[OBJECTIVE] Lines holding the string "Recording" are the ones to copy; find them all in the data.
☆ ☆ ☆
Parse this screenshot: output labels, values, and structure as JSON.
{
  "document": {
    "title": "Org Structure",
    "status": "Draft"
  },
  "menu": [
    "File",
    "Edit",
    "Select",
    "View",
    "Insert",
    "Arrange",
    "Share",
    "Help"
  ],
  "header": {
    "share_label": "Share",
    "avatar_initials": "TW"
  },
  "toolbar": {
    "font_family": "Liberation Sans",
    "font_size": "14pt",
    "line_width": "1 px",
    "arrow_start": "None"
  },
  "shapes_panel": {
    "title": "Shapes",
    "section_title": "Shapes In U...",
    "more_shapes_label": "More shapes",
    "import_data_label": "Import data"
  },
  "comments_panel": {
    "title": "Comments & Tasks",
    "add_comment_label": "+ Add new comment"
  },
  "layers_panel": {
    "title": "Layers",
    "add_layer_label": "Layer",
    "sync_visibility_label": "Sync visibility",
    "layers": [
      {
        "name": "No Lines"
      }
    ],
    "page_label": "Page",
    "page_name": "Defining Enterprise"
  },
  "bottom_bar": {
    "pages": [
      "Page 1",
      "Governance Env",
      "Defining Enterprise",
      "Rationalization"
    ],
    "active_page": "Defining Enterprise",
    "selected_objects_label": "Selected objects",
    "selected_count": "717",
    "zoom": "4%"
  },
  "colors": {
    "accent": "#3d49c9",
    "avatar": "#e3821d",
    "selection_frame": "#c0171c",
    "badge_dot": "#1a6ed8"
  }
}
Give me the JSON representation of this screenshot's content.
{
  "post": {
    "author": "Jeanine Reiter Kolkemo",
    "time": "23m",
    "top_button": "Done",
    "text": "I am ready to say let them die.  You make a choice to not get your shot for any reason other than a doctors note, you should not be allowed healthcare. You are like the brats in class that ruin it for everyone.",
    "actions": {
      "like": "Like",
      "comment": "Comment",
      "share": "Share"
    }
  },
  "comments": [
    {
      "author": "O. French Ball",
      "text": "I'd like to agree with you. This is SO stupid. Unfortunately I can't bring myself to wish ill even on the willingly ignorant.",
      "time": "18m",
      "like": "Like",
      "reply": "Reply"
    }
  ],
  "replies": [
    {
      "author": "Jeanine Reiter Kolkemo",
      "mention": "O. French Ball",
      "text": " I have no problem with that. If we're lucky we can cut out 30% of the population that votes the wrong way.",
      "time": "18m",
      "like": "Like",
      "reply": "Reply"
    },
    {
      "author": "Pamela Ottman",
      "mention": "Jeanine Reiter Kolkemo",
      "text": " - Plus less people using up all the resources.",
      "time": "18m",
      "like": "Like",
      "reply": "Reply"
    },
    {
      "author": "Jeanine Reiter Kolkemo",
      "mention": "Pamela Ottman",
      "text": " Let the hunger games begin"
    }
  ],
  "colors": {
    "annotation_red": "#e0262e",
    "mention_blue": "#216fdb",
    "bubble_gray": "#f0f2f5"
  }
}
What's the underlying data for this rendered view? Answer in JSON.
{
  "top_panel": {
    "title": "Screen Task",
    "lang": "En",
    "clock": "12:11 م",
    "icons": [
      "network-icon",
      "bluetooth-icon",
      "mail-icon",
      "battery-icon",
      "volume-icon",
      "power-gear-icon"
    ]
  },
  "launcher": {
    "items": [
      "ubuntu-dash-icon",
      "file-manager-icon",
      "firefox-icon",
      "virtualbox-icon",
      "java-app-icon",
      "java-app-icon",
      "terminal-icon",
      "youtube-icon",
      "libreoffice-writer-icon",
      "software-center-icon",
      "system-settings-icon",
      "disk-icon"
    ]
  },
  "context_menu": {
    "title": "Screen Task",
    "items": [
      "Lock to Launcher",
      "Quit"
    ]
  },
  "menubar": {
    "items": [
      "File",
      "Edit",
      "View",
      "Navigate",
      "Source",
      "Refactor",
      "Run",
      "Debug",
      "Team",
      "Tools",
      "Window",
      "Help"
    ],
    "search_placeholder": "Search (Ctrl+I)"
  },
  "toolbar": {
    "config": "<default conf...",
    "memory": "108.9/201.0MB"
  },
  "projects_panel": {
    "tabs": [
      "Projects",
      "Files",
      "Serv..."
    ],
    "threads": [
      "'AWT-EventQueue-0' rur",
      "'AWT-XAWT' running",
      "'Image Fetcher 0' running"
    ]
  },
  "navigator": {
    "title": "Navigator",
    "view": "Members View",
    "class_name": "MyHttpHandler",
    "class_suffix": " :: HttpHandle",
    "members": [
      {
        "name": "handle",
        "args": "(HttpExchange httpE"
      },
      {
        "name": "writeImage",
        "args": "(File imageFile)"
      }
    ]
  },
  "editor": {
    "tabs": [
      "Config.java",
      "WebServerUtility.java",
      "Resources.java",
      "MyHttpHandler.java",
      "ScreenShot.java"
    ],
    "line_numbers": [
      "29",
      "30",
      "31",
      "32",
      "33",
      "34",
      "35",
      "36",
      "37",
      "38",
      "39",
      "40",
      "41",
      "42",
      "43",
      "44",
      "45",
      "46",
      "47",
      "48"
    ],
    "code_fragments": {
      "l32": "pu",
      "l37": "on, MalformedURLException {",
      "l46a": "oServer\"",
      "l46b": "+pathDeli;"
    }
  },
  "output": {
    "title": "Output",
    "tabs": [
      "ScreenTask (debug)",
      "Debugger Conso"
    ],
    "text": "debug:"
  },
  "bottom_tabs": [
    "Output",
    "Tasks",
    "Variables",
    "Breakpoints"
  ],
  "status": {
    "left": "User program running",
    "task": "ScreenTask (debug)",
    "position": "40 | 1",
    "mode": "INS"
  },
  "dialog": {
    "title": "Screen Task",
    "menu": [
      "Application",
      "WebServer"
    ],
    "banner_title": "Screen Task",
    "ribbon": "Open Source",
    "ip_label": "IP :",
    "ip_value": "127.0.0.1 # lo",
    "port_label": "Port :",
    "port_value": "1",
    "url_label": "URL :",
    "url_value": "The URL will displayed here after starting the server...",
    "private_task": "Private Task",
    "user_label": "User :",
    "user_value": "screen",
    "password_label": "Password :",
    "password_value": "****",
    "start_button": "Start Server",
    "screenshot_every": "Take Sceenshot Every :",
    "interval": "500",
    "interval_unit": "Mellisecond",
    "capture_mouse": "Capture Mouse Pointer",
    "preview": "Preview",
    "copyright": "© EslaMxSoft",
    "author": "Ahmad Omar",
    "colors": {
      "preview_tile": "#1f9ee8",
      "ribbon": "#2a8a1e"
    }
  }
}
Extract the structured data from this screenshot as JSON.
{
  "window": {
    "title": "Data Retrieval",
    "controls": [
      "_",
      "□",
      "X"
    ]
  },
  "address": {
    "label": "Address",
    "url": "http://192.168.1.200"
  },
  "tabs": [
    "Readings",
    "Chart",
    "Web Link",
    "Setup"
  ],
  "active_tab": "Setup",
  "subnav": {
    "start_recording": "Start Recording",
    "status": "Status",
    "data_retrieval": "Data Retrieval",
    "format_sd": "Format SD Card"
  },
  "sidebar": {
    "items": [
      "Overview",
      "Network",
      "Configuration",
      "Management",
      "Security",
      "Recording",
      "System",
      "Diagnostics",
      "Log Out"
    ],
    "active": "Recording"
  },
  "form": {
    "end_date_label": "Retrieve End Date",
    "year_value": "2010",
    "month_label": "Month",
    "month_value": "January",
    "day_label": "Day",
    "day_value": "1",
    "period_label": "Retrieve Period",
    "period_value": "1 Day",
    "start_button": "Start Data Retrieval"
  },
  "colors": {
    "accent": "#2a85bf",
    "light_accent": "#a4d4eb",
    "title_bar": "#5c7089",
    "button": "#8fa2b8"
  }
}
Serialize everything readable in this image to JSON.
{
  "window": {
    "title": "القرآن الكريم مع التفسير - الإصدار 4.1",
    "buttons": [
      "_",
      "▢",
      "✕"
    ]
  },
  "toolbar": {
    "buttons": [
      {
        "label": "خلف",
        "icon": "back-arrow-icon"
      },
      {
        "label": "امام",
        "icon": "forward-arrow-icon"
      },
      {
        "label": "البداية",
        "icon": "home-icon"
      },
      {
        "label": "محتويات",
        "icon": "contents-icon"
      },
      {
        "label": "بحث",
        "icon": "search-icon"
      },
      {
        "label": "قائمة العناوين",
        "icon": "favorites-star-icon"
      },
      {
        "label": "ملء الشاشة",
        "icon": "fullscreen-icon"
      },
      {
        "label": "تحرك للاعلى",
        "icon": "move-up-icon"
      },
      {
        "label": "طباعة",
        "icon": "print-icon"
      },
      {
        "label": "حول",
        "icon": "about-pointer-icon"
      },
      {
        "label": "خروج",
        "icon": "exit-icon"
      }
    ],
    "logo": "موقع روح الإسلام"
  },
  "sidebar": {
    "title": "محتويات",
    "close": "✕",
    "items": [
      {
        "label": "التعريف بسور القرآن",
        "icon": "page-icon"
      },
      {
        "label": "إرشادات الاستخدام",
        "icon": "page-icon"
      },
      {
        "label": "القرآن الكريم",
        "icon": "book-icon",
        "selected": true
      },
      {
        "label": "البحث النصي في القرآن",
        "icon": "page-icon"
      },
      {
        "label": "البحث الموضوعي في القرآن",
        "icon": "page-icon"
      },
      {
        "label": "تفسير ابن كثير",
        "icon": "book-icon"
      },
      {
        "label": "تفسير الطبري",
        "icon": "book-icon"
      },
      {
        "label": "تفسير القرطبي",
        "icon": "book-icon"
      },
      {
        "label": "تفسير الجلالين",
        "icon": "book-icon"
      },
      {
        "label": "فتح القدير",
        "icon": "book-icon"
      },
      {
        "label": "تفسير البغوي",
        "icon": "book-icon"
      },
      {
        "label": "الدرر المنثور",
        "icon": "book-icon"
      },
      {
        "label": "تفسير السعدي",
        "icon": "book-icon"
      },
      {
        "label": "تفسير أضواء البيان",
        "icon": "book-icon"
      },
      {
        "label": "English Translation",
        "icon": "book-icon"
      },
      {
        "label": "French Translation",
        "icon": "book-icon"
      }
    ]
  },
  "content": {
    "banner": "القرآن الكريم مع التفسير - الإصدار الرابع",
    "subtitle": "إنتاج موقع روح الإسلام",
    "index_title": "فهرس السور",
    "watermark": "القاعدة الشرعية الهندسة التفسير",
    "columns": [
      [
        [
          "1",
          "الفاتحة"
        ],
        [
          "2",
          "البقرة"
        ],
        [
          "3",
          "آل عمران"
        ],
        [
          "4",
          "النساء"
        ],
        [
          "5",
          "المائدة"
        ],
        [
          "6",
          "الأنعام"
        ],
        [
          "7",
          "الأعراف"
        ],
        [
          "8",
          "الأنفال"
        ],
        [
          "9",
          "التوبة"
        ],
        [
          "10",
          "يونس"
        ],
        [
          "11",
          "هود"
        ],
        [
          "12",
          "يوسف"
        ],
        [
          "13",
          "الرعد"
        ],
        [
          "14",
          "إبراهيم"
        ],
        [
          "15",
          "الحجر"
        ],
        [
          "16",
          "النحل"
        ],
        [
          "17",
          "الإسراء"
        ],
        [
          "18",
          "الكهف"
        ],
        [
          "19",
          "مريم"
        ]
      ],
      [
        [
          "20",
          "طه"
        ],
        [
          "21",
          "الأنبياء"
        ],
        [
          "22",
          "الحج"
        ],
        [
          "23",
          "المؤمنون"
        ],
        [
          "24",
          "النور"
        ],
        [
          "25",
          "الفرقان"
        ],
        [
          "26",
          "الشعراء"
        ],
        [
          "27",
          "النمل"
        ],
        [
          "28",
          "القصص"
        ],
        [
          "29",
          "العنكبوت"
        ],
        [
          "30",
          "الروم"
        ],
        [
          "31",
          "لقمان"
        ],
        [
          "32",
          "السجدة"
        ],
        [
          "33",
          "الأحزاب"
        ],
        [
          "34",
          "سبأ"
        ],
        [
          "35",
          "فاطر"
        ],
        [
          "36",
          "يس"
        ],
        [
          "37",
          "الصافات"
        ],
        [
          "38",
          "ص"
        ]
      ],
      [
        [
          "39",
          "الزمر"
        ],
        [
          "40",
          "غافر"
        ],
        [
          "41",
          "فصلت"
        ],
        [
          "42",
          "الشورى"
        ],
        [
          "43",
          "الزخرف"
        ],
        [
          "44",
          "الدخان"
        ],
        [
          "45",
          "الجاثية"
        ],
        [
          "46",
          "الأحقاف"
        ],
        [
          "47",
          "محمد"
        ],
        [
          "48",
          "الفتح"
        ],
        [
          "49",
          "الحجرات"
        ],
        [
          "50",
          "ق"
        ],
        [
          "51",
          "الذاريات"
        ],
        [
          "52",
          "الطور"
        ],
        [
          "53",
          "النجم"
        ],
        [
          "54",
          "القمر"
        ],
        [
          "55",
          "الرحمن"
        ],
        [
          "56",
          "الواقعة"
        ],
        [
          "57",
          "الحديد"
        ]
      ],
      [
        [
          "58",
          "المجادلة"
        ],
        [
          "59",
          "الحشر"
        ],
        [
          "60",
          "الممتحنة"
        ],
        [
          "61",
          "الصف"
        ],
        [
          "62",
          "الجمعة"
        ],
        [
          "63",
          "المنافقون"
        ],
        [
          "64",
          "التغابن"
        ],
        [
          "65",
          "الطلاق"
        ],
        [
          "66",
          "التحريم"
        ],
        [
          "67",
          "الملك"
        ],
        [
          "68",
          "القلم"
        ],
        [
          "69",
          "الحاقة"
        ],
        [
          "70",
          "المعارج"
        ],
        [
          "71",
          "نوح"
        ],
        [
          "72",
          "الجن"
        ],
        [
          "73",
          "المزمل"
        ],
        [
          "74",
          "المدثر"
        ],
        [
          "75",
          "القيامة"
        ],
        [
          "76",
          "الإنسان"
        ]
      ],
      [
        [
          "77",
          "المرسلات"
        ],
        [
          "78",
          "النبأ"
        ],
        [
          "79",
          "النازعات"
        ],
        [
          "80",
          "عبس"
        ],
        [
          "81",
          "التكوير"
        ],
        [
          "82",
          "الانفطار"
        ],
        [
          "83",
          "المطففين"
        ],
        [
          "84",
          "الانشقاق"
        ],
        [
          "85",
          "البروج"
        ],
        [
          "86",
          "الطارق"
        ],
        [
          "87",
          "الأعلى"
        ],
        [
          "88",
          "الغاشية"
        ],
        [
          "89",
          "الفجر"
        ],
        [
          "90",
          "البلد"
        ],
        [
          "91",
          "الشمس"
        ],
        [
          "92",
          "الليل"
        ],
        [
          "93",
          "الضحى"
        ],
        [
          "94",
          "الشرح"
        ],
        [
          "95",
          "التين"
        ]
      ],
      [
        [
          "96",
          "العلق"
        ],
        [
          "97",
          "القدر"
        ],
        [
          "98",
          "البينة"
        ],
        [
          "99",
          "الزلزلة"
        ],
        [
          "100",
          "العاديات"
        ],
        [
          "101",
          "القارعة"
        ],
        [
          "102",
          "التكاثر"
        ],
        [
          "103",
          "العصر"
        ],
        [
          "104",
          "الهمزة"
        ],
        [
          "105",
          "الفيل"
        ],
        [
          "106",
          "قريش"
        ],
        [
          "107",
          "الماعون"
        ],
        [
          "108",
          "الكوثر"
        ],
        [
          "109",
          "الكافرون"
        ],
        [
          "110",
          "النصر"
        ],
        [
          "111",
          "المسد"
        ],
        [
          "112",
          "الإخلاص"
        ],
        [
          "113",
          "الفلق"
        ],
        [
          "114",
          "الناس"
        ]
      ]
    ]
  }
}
☆ ☆ ☆
[THE RESULT]
    "start_recording": "Start Recording",
      "Recording",
    "active": "Recording"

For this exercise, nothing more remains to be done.